JOB ->
Collect from the data below each line with "title".

MATERIAL ->
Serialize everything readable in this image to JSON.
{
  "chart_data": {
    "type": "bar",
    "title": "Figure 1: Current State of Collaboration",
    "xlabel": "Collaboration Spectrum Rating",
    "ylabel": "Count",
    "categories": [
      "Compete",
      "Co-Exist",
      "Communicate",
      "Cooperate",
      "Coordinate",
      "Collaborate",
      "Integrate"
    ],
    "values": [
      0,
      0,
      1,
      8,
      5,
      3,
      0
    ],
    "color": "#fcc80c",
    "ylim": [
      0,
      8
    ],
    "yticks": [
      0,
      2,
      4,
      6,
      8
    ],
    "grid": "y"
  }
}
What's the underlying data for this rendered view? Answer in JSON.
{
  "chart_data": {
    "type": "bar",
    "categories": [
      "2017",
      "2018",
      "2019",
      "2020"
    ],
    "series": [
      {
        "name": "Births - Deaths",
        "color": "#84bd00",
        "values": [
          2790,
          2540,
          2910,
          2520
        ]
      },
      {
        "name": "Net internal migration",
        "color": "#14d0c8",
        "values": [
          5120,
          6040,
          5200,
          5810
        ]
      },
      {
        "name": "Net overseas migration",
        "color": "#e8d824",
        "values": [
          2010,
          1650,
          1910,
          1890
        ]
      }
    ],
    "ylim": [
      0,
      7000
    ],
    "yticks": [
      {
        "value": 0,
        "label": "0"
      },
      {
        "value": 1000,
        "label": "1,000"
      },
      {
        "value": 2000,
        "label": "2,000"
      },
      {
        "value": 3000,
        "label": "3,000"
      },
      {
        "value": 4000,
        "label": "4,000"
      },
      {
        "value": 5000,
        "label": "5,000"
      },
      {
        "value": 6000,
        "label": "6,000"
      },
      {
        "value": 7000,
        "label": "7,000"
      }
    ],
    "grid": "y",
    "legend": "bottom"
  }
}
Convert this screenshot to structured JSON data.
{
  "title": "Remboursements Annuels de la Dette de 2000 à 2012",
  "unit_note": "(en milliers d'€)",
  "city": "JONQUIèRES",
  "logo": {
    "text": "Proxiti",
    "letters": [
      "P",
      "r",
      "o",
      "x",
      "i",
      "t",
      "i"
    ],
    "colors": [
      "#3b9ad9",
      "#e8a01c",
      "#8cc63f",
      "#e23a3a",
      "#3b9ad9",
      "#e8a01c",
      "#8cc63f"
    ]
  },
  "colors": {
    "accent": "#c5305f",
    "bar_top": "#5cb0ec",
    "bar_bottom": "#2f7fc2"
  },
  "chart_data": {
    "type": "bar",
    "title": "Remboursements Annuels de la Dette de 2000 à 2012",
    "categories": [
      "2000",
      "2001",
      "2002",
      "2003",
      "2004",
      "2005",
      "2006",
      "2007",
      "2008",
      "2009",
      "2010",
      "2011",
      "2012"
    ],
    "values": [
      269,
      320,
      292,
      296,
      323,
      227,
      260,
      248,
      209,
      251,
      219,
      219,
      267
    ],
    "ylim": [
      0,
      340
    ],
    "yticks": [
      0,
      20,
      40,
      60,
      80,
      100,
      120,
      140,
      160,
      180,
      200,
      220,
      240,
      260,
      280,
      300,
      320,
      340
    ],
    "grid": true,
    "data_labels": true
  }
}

PROBLEM SOLUTION ->
    "title": "Figure 1: Current State of Collaboration",
  "title": "Remboursements Annuels de la Dette de 2000 à 2012",
    "title": "Remboursements Annuels de la Dette de 2000 à 2012",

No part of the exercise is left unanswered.